- _WORK TO BE COMPLETED_: Could you transcribe the material below exactly, without leaving out a single line?

───── STORED RECORDS

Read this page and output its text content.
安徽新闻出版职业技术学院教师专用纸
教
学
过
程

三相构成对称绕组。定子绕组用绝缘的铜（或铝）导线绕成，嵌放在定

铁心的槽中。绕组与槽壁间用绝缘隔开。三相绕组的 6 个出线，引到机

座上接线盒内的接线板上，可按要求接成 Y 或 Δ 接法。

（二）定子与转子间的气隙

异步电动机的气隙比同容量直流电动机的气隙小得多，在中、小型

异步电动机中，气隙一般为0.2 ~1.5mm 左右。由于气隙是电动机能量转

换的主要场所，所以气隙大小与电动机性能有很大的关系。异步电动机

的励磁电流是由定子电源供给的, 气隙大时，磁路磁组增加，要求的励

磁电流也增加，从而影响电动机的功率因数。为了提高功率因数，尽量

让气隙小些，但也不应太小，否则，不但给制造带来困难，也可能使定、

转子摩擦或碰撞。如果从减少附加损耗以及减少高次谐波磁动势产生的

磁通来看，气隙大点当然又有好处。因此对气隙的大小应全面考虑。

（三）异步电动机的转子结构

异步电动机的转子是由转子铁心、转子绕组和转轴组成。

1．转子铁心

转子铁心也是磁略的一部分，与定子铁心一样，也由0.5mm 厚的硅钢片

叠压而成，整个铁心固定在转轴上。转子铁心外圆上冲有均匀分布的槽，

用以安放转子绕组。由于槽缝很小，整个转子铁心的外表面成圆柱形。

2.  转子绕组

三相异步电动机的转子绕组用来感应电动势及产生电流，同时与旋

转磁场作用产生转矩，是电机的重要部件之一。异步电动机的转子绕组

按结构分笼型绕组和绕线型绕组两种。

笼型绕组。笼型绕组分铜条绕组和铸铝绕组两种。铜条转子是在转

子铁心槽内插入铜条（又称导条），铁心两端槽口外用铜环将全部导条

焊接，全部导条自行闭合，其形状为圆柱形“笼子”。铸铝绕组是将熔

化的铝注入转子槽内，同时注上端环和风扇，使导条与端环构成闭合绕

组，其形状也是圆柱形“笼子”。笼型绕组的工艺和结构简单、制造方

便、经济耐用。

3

──────────

- _PROBLEM SOLUTION_:
Read this page and output its text content.
安徽新闻出版职业技术学院教师专用纸
教
学
过
程

三相构成对称绕组。定子绕组用绝缘的铜（或铝）导线绕成，嵌放在定

铁心的槽中。绕组与槽壁间用绝缘隔开。三相绕组的 6 个出线，引到机

座上接线盒内的接线板上，可按要求接成 Y 或 Δ 接法。

（二）定子与转子间的气隙

异步电动机的气隙比同容量直流电动机的气隙小得多，在中、小型

异步电动机中，气隙一般为0.2 ~1.5mm 左右。由于气隙是电动机能量转

换的主要场所，所以气隙大小与电动机性能有很大的关系。异步电动机

的励磁电流是由定子电源供给的, 气隙大时，磁路磁组增加，要求的励

磁电流也增加，从而影响电动机的功率因数。为了提高功率因数，尽量

让气隙小些，但也不应太小，否则，不但给制造带来困难，也可能使定、

转子摩擦或碰撞。如果从减少附加损耗以及减少高次谐波磁动势产生的

磁通来看，气隙大点当然又有好处。因此对气隙的大小应全面考虑。

（三）异步电动机的转子结构

异步电动机的转子是由转子铁心、转子绕组和转轴组成。

1．转子铁心

转子铁心也是磁略的一部分，与定子铁心一样，也由0.5mm 厚的硅钢片

叠压而成，整个铁心固定在转轴上。转子铁心外圆上冲有均匀分布的槽，

用以安放转子绕组。由于槽缝很小，整个转子铁心的外表面成圆柱形。

2.  转子绕组

三相异步电动机的转子绕组用来感应电动势及产生电流，同时与旋

转磁场作用产生转矩，是电机的重要部件之一。异步电动机的转子绕组

按结构分笼型绕组和绕线型绕组两种。

笼型绕组。笼型绕组分铜条绕组和铸铝绕组两种。铜条转子是在转

子铁心槽内插入铜条（又称导条），铁心两端槽口外用铜环将全部导条

焊接，全部导条自行闭合，其形状为圆柱形“笼子”。铸铝绕组是将熔

化的铝注入转子槽内，同时注上端环和风扇，使导条与端环构成闭合绕

组，其形状也是圆柱形“笼子”。笼型绕组的工艺和结构简单、制造方

便、经济耐用。

3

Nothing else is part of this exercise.